◆ **EXERCISE GOAL**
In your copy, leave out the pictures; write out all the data exactly.

◆ **INPUT DATA**
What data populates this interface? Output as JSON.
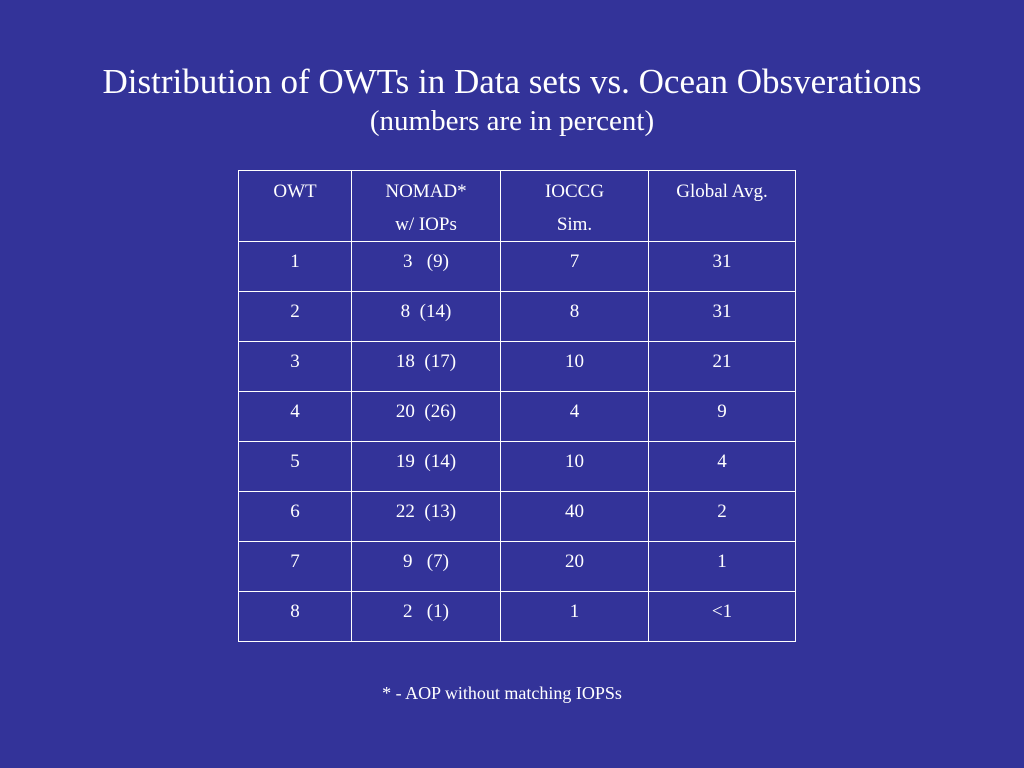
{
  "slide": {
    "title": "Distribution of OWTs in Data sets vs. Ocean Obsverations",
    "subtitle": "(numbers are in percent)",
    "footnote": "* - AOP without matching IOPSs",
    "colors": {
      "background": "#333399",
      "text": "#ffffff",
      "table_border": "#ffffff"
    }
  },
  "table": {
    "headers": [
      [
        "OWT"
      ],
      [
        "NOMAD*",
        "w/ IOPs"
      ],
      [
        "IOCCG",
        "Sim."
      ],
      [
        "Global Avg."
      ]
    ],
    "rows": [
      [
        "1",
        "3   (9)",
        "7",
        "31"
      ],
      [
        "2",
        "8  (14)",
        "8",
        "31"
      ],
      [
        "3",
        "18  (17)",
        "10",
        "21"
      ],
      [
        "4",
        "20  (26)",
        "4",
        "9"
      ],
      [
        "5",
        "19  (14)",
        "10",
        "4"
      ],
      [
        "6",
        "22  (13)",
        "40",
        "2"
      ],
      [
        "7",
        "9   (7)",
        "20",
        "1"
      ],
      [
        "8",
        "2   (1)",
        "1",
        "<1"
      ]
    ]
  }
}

◆ **RESPONSE BELOW**
What data populates this interface? Output as JSON.
{
  "slide": {
    "title": "Distribution of OWTs in Data sets vs. Ocean Obsverations",
    "subtitle": "(numbers are in percent)",
    "footnote": "* - AOP without matching IOPSs",
    "colors": {
      "background": "#333399",
      "text": "#ffffff",
      "table_border": "#ffffff"
    }
  },
  "table": {
    "headers": [
      [
        "OWT"
      ],
      [
        "NOMAD*",
        "w/ IOPs"
      ],
      [
        "IOCCG",
        "Sim."
      ],
      [
        "Global Avg."
      ]
    ],
    "rows": [
      [
        "1",
        "3   (9)",
        "7",
        "31"
      ],
      [
        "2",
        "8  (14)",
        "8",
        "31"
      ],
      [
        "3",
        "18  (17)",
        "10",
        "21"
      ],
      [
        "4",
        "20  (26)",
        "4",
        "9"
      ],
      [
        "5",
        "19  (14)",
        "10",
        "4"
      ],
      [
        "6",
        "22  (13)",
        "40",
        "2"
      ],
      [
        "7",
        "9   (7)",
        "20",
        "1"
      ],
      [
        "8",
        "2   (1)",
        "1",
        "<1"
      ]
    ]
  }
}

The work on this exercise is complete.